▸ **Requirements**
Lines containing the word "value" are the ones to copy from the records below.

# # # # #

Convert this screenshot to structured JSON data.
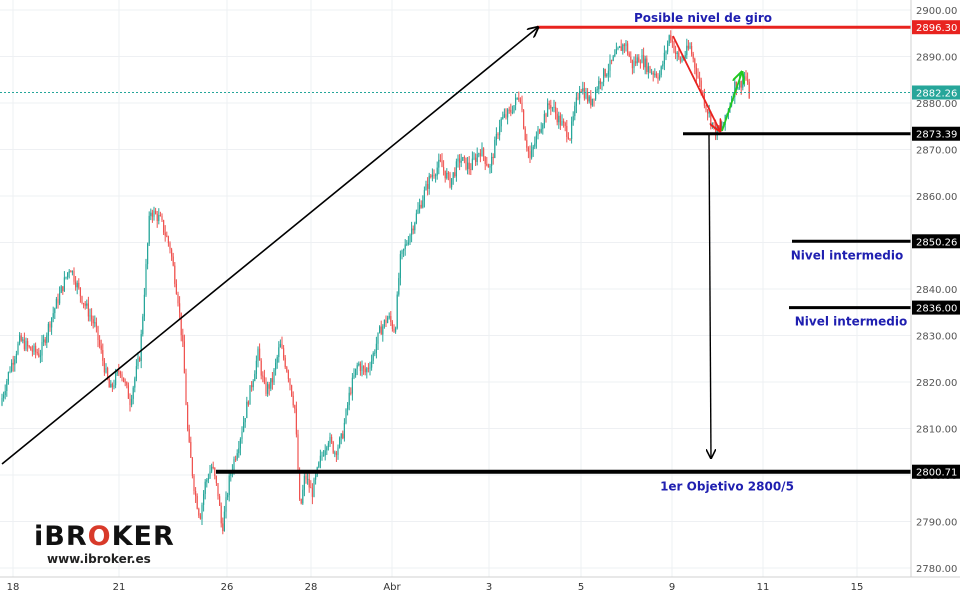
{
  "chart_data": {
    "type": "candlestick",
    "x_ticks": [
      "18",
      "21",
      "26",
      "28",
      "Abr",
      "3",
      "5",
      "9",
      "11",
      "15"
    ],
    "y_ticks": [
      "2900.00",
      "2890.00",
      "2880.00",
      "2870.00",
      "2860.00",
      "2850.00",
      "2840.00",
      "2830.00",
      "2820.00",
      "2810.00",
      "2800.00",
      "2790.00",
      "2780.00"
    ],
    "ylim": [
      2780,
      2900
    ],
    "grid": true,
    "price_series": [
      [
        0,
        2815
      ],
      [
        10,
        2823
      ],
      [
        20,
        2829
      ],
      [
        30,
        2827
      ],
      [
        40,
        2826
      ],
      [
        50,
        2833
      ],
      [
        60,
        2839
      ],
      [
        70,
        2845
      ],
      [
        80,
        2839
      ],
      [
        95,
        2832
      ],
      [
        110,
        2818
      ],
      [
        120,
        2823
      ],
      [
        130,
        2816
      ],
      [
        140,
        2826
      ],
      [
        150,
        2857
      ],
      [
        160,
        2855
      ],
      [
        170,
        2849
      ],
      [
        178,
        2838
      ],
      [
        183,
        2827
      ],
      [
        188,
        2808
      ],
      [
        195,
        2796
      ],
      [
        200,
        2791
      ],
      [
        205,
        2798
      ],
      [
        212,
        2802
      ],
      [
        218,
        2796
      ],
      [
        222,
        2788
      ],
      [
        230,
        2800
      ],
      [
        240,
        2808
      ],
      [
        250,
        2818
      ],
      [
        258,
        2826
      ],
      [
        265,
        2818
      ],
      [
        272,
        2820
      ],
      [
        280,
        2828
      ],
      [
        288,
        2822
      ],
      [
        295,
        2814
      ],
      [
        300,
        2792
      ],
      [
        305,
        2800
      ],
      [
        312,
        2796
      ],
      [
        320,
        2803
      ],
      [
        328,
        2808
      ],
      [
        335,
        2805
      ],
      [
        342,
        2808
      ],
      [
        350,
        2818
      ],
      [
        358,
        2824
      ],
      [
        365,
        2822
      ],
      [
        372,
        2825
      ],
      [
        380,
        2831
      ],
      [
        388,
        2834
      ],
      [
        395,
        2831
      ],
      [
        400,
        2846
      ],
      [
        410,
        2852
      ],
      [
        420,
        2858
      ],
      [
        430,
        2864
      ],
      [
        440,
        2867
      ],
      [
        450,
        2863
      ],
      [
        460,
        2868
      ],
      [
        470,
        2866
      ],
      [
        480,
        2870
      ],
      [
        490,
        2866
      ],
      [
        500,
        2876
      ],
      [
        510,
        2878
      ],
      [
        520,
        2882
      ],
      [
        525,
        2873
      ],
      [
        530,
        2868
      ],
      [
        540,
        2875
      ],
      [
        550,
        2880
      ],
      [
        560,
        2876
      ],
      [
        570,
        2873
      ],
      [
        580,
        2884
      ],
      [
        590,
        2880
      ],
      [
        600,
        2885
      ],
      [
        610,
        2888
      ],
      [
        618,
        2891
      ],
      [
        625,
        2893
      ],
      [
        632,
        2888
      ],
      [
        640,
        2890
      ],
      [
        650,
        2887
      ],
      [
        660,
        2886
      ],
      [
        670,
        2895
      ],
      [
        675,
        2891
      ],
      [
        680,
        2889
      ],
      [
        690,
        2892
      ],
      [
        695,
        2888
      ],
      [
        700,
        2884
      ],
      [
        705,
        2880
      ],
      [
        710,
        2877
      ],
      [
        715,
        2874
      ],
      [
        720,
        2874
      ],
      [
        725,
        2876
      ],
      [
        730,
        2880
      ],
      [
        735,
        2884
      ],
      [
        740,
        2884
      ],
      [
        745,
        2886
      ],
      [
        750,
        2881
      ]
    ],
    "levels": [
      {
        "label": "2896.30",
        "value": 2896.3,
        "color": "#e8231f"
      },
      {
        "label": "2882.26",
        "value": 2882.26,
        "color": "#26a69a"
      },
      {
        "label": "2873.39",
        "value": 2873.39,
        "color": "#000000"
      },
      {
        "label": "2850.26",
        "value": 2850.26,
        "color": "#000000"
      },
      {
        "label": "2836.00",
        "value": 2836.0,
        "color": "#000000"
      },
      {
        "label": "2800.71",
        "value": 2800.71,
        "color": "#000000"
      }
    ],
    "annotations": [
      {
        "text": "Posible nivel de giro",
        "level": 2896.3
      },
      {
        "text": "Nivel intermedio",
        "level": 2850.26
      },
      {
        "text": "Nivel intermedio",
        "level": 2836.0
      },
      {
        "text": "1er Objetivo 2800/5",
        "level": 2800.71
      }
    ],
    "colors": {
      "up": "#26a69a",
      "down": "#ef5350",
      "annotation_text": "#1f1fb0"
    }
  },
  "branding": {
    "logo_pre": "iBR",
    "logo_accent": "O",
    "logo_post": "KER",
    "url": "www.ibroker.es"
  }
}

# # # # #

▸ **The output**
        "value": 2896.3,
        "value": 2882.26,
        "value": 2873.39,
        "value": 2850.26,
        "value": 2836.0,
        "value": 2800.71,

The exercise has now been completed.